**Extracts from a graphics dataset**.
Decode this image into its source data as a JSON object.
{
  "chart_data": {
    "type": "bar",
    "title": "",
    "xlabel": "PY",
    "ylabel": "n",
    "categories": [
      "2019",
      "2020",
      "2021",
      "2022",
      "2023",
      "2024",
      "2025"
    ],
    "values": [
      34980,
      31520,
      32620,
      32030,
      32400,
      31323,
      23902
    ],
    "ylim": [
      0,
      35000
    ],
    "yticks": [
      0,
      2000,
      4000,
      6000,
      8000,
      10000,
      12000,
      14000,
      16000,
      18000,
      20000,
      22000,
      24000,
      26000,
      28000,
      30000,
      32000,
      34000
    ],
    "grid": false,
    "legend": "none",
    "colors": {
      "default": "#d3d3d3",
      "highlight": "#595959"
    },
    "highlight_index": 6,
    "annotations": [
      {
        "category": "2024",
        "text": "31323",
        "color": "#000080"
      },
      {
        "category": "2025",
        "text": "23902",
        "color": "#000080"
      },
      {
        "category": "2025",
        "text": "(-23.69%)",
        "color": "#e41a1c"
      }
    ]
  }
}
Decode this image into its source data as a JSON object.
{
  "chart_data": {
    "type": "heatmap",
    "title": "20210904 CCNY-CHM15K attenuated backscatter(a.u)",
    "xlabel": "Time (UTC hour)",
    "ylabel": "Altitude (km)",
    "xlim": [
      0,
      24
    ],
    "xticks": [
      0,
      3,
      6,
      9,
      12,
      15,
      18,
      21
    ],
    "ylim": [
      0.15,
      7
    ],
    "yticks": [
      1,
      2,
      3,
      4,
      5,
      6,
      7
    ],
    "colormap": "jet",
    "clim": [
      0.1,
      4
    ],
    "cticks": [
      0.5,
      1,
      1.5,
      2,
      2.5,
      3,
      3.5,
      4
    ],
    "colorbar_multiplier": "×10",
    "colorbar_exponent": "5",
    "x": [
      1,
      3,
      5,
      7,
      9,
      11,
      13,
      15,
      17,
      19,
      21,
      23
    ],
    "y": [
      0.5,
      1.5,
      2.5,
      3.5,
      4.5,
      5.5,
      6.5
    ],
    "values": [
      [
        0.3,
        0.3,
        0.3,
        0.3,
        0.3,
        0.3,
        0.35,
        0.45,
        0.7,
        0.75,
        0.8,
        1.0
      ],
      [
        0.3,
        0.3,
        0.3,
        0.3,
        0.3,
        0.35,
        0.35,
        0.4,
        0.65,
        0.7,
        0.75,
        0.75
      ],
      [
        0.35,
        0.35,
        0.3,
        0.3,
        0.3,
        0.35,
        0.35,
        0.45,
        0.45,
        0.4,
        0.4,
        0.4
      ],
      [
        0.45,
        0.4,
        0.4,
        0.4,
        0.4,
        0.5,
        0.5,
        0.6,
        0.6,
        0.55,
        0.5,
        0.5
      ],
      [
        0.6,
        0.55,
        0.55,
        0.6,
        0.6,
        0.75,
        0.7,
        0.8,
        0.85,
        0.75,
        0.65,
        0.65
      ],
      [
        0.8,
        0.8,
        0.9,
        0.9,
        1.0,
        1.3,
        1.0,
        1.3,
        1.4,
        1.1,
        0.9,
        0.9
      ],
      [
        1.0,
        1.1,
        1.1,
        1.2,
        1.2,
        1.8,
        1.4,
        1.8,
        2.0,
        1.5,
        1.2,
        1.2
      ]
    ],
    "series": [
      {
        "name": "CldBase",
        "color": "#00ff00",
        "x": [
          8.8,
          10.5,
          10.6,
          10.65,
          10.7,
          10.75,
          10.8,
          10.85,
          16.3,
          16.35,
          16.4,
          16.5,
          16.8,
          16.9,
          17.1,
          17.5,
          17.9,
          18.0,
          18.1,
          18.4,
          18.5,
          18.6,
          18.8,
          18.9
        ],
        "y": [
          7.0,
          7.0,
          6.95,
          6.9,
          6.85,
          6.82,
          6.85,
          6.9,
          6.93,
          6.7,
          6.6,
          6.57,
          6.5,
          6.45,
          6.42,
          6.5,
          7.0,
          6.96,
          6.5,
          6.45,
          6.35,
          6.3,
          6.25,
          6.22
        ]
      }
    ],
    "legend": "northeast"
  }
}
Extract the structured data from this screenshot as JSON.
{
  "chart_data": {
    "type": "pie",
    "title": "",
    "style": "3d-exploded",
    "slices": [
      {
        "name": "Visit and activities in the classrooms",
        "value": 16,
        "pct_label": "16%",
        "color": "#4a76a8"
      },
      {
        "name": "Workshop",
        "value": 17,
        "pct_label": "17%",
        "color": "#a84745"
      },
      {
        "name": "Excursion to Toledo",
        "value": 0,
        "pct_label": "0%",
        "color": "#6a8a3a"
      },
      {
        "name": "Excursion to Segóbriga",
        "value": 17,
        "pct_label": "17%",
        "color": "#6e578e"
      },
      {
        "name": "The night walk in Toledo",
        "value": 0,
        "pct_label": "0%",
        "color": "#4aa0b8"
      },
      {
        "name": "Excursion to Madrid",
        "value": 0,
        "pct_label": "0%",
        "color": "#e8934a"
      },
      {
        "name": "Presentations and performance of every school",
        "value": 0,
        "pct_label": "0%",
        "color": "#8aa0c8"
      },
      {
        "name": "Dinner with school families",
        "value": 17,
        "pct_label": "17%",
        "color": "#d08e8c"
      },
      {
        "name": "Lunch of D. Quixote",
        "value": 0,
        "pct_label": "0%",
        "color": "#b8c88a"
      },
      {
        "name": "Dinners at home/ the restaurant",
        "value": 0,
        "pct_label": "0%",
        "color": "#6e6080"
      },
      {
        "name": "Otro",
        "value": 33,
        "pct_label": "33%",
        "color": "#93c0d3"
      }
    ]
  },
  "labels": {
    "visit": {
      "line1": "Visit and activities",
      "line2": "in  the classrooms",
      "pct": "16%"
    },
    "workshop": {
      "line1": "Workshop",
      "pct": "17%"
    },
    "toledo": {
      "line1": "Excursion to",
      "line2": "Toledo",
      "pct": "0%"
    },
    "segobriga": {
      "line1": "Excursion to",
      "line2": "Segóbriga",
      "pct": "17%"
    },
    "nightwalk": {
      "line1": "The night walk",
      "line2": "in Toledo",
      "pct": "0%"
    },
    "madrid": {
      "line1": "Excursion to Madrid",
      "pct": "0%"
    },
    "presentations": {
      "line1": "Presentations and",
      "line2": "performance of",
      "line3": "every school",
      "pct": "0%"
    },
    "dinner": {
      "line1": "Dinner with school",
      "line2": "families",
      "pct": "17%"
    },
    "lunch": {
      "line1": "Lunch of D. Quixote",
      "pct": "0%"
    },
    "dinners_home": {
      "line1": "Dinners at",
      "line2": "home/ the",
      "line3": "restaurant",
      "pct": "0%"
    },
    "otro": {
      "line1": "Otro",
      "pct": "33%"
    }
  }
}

**AIM OF THE TASK**. Using the data above, return each line exactly as written.

**REPLY TO THE EXERCISE**.
Decode this image into its source data as a JSON object.
{
  "chart_data": {
    "type": "bar",
    "title": "",
    "xlabel": "PY",
    "ylabel": "n",
    "categories": [
      "2019",
      "2020",
      "2021",
      "2022",
      "2023",
      "2024",
      "2025"
    ],
    "values": [
      34980,
      31520,
      32620,
      32030,
      32400,
      31323,
      23902
    ],
    "ylim": [
      0,
      35000
    ],
    "yticks": [
      0,
      2000,
      4000,
      6000,
      8000,
      10000,
      12000,
      14000,
      16000,
      18000,
      20000,
      22000,
      24000,
      26000,
      28000,
      30000,
      32000,
      34000
    ],
    "grid": false,
    "legend": "none",
    "colors": {
      "default": "#d3d3d3",
      "highlight": "#595959"
    },
    "highlight_index": 6,
    "annotations": [
      {
        "category": "2024",
        "text": "31323",
        "color": "#000080"
      },
      {
        "category": "2025",
        "text": "23902",
        "color": "#000080"
      },
      {
        "category": "2025",
        "text": "(-23.69%)",
        "color": "#e41a1c"
      }
    ]
  }
}
Decode this image into its source data as a JSON object.
{
  "chart_data": {
    "type": "heatmap",
    "title": "20210904 CCNY-CHM15K attenuated backscatter(a.u)",
    "xlabel": "Time (UTC hour)",
    "ylabel": "Altitude (km)",
    "xlim": [
      0,
      24
    ],
    "xticks": [
      0,
      3,
      6,
      9,
      12,
      15,
      18,
      21
    ],
    "ylim": [
      0.15,
      7
    ],
    "yticks": [
      1,
      2,
      3,
      4,
      5,
      6,
      7
    ],
    "colormap": "jet",
    "clim": [
      0.1,
      4
    ],
    "cticks": [
      0.5,
      1,
      1.5,
      2,
      2.5,
      3,
      3.5,
      4
    ],
    "colorbar_multiplier": "×10",
    "colorbar_exponent": "5",
    "x": [
      1,
      3,
      5,
      7,
      9,
      11,
      13,
      15,
      17,
      19,
      21,
      23
    ],
    "y": [
      0.5,
      1.5,
      2.5,
      3.5,
      4.5,
      5.5,
      6.5
    ],
    "values": [
      [
        0.3,
        0.3,
        0.3,
        0.3,
        0.3,
        0.3,
        0.35,
        0.45,
        0.7,
        0.75,
        0.8,
        1.0
      ],
      [
        0.3,
        0.3,
        0.3,
        0.3,
        0.3,
        0.35,
        0.35,
        0.4,
        0.65,
        0.7,
        0.75,
        0.75
      ],
      [
        0.35,
        0.35,
        0.3,
        0.3,
        0.3,
        0.35,
        0.35,
        0.45,
        0.45,
        0.4,
        0.4,
        0.4
      ],
      [
        0.45,
        0.4,
        0.4,
        0.4,
        0.4,
        0.5,
        0.5,
        0.6,
        0.6,
        0.55,
        0.5,
        0.5
      ],
      [
        0.6,
        0.55,
        0.55,
        0.6,
        0.6,
        0.75,
        0.7,
        0.8,
        0.85,
        0.75,
        0.65,
        0.65
      ],
      [
        0.8,
        0.8,
        0.9,
        0.9,
        1.0,
        1.3,
        1.0,
        1.3,
        1.4,
        1.1,
        0.9,
        0.9
      ],
      [
        1.0,
        1.1,
        1.1,
        1.2,
        1.2,
        1.8,
        1.4,
        1.8,
        2.0,
        1.5,
        1.2,
        1.2
      ]
    ],
    "series": [
      {
        "name": "CldBase",
        "color": "#00ff00",
        "x": [
          8.8,
          10.5,
          10.6,
          10.65,
          10.7,
          10.75,
          10.8,
          10.85,
          16.3,
          16.35,
          16.4,
          16.5,
          16.8,
          16.9,
          17.1,
          17.5,
          17.9,
          18.0,
          18.1,
          18.4,
          18.5,
          18.6,
          18.8,
          18.9
        ],
        "y": [
          7.0,
          7.0,
          6.95,
          6.9,
          6.85,
          6.82,
          6.85,
          6.9,
          6.93,
          6.7,
          6.6,
          6.57,
          6.5,
          6.45,
          6.42,
          6.5,
          7.0,
          6.96,
          6.5,
          6.45,
          6.35,
          6.3,
          6.25,
          6.22
        ]
      }
    ],
    "legend": "northeast"
  }
}
Extract the structured data from this screenshot as JSON.
{
  "chart_data": {
    "type": "pie",
    "title": "",
    "style": "3d-exploded",
    "slices": [
      {
        "name": "Visit and activities in the classrooms",
        "value": 16,
        "pct_label": "16%",
        "color": "#4a76a8"
      },
      {
        "name": "Workshop",
        "value": 17,
        "pct_label": "17%",
        "color": "#a84745"
      },
      {
        "name": "Excursion to Toledo",
        "value": 0,
        "pct_label": "0%",
        "color": "#6a8a3a"
      },
      {
        "name": "Excursion to Segóbriga",
        "value": 17,
        "pct_label": "17%",
        "color": "#6e578e"
      },
      {
        "name": "The night walk in Toledo",
        "value": 0,
        "pct_label": "0%",
        "color": "#4aa0b8"
      },
      {
        "name": "Excursion to Madrid",
        "value": 0,
        "pct_label": "0%",
        "color": "#e8934a"
      },
      {
        "name": "Presentations and performance of every school",
        "value": 0,
        "pct_label": "0%",
        "color": "#8aa0c8"
      },
      {
        "name": "Dinner with school families",
        "value": 17,
        "pct_label": "17%",
        "color": "#d08e8c"
      },
      {
        "name": "Lunch of D. Quixote",
        "value": 0,
        "pct_label": "0%",
        "color": "#b8c88a"
      },
      {
        "name": "Dinners at home/ the restaurant",
        "value": 0,
        "pct_label": "0%",
        "color": "#6e6080"
      },
      {
        "name": "Otro",
        "value": 33,
        "pct_label": "33%",
        "color": "#93c0d3"
      }
    ]
  },
  "labels": {
    "visit": {
      "line1": "Visit and activities",
      "line2": "in  the classrooms",
      "pct": "16%"
    },
    "workshop": {
      "line1": "Workshop",
      "pct": "17%"
    },
    "toledo": {
      "line1": "Excursion to",
      "line2": "Toledo",
      "pct": "0%"
    },
    "segobriga": {
      "line1": "Excursion to",
      "line2": "Segóbriga",
      "pct": "17%"
    },
    "nightwalk": {
      "line1": "The night walk",
      "line2": "in Toledo",
      "pct": "0%"
    },
    "madrid": {
      "line1": "Excursion to Madrid",
      "pct": "0%"
    },
    "presentations": {
      "line1": "Presentations and",
      "line2": "performance of",
      "line3": "every school",
      "pct": "0%"
    },
    "dinner": {
      "line1": "Dinner with school",
      "line2": "families",
      "pct": "17%"
    },
    "lunch": {
      "line1": "Lunch of D. Quixote",
      "pct": "0%"
    },
    "dinners_home": {
      "line1": "Dinners at",
      "line2": "home/ the",
      "line3": "restaurant",
      "pct": "0%"
    },
    "otro": {
      "line1": "Otro",
      "pct": "33%"
    }
  }
}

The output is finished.